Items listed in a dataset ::
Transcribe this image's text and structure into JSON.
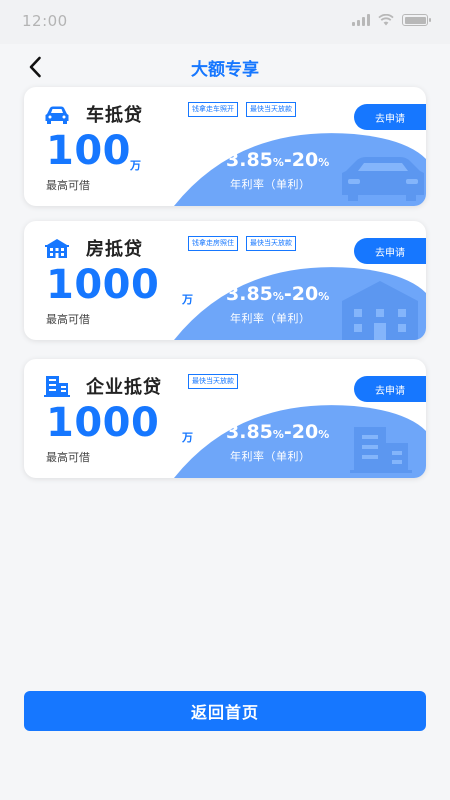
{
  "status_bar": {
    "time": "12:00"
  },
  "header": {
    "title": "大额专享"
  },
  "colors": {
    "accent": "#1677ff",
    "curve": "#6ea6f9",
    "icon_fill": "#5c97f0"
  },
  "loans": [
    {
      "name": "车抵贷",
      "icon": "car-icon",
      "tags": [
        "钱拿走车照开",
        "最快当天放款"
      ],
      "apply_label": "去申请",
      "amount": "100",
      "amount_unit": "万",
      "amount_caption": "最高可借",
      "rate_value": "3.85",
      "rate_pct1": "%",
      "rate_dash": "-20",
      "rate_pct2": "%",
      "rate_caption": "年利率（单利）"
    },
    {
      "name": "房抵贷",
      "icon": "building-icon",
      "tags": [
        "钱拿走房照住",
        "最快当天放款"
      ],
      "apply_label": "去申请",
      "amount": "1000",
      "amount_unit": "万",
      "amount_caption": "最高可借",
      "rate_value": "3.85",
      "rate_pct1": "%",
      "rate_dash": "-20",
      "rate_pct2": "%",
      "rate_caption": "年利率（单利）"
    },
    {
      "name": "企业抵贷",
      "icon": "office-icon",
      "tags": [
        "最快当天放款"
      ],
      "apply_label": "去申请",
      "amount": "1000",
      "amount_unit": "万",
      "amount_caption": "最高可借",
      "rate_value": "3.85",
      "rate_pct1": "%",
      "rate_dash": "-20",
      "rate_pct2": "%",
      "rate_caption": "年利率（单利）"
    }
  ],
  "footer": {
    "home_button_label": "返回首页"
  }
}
---
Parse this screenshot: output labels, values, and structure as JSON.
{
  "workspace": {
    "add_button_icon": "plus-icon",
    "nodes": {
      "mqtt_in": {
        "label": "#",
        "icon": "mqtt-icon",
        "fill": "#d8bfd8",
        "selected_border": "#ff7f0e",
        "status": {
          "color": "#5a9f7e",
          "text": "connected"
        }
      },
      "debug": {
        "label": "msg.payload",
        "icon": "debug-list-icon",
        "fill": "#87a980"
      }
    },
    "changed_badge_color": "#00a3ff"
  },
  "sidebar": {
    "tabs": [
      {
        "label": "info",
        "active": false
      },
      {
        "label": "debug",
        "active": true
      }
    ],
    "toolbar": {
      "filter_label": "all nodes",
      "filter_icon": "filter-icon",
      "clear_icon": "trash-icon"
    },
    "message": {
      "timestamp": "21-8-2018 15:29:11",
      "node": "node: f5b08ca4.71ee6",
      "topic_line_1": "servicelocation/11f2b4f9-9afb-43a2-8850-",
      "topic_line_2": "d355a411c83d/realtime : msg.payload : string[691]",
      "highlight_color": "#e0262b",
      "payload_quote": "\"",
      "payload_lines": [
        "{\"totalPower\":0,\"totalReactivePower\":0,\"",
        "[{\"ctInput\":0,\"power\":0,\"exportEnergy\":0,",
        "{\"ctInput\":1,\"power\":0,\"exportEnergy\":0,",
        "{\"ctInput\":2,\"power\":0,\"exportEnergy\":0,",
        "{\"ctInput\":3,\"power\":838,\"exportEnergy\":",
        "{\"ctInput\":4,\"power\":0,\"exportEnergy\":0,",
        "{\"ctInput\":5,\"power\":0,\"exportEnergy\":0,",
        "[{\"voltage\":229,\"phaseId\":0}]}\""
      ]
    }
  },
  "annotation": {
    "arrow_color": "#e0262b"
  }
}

STATED PROBLEM ::
Scan the entries above. Copy each line that has the string "structure".

WORKED ANSWER ::
Transcribe this image's text and structure into JSON.
Parse this screenshot: output labels, values, and structure as JSON.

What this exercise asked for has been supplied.